[Layout annotation rows]
___

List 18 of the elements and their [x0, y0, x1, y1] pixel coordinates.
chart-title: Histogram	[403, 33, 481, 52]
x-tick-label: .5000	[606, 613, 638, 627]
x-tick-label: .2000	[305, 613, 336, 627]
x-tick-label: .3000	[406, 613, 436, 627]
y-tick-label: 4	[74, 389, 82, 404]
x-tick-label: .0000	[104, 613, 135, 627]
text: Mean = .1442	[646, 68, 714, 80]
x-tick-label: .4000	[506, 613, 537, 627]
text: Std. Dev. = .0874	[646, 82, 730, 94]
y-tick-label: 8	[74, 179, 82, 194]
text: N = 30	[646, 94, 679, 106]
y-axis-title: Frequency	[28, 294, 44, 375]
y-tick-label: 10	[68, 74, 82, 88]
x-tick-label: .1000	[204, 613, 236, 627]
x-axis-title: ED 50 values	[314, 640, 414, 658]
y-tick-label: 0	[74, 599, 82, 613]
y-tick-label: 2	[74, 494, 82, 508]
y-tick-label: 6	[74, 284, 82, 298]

___

[Task requirements] Will you transcribe the rows word for word, starting at the very first one and ending at the line that contains "613, 236, 627]", with both of those lines included?

[Answer for the task]
List 18 of the elements and their [x0, y0, x1, y1] pixel coordinates.
chart-title: Histogram	[403, 33, 481, 52]
x-tick-label: .5000	[606, 613, 638, 627]
x-tick-label: .2000	[305, 613, 336, 627]
x-tick-label: .3000	[406, 613, 436, 627]
y-tick-label: 4	[74, 389, 82, 404]
x-tick-label: .0000	[104, 613, 135, 627]
text: Mean = .1442	[646, 68, 714, 80]
x-tick-label: .4000	[506, 613, 537, 627]
text: Std. Dev. = .0874	[646, 82, 730, 94]
y-tick-label: 8	[74, 179, 82, 194]
text: N = 30	[646, 94, 679, 106]
y-axis-title: Frequency	[28, 294, 44, 375]
y-tick-label: 10	[68, 74, 82, 88]
x-tick-label: .1000	[204, 613, 236, 627]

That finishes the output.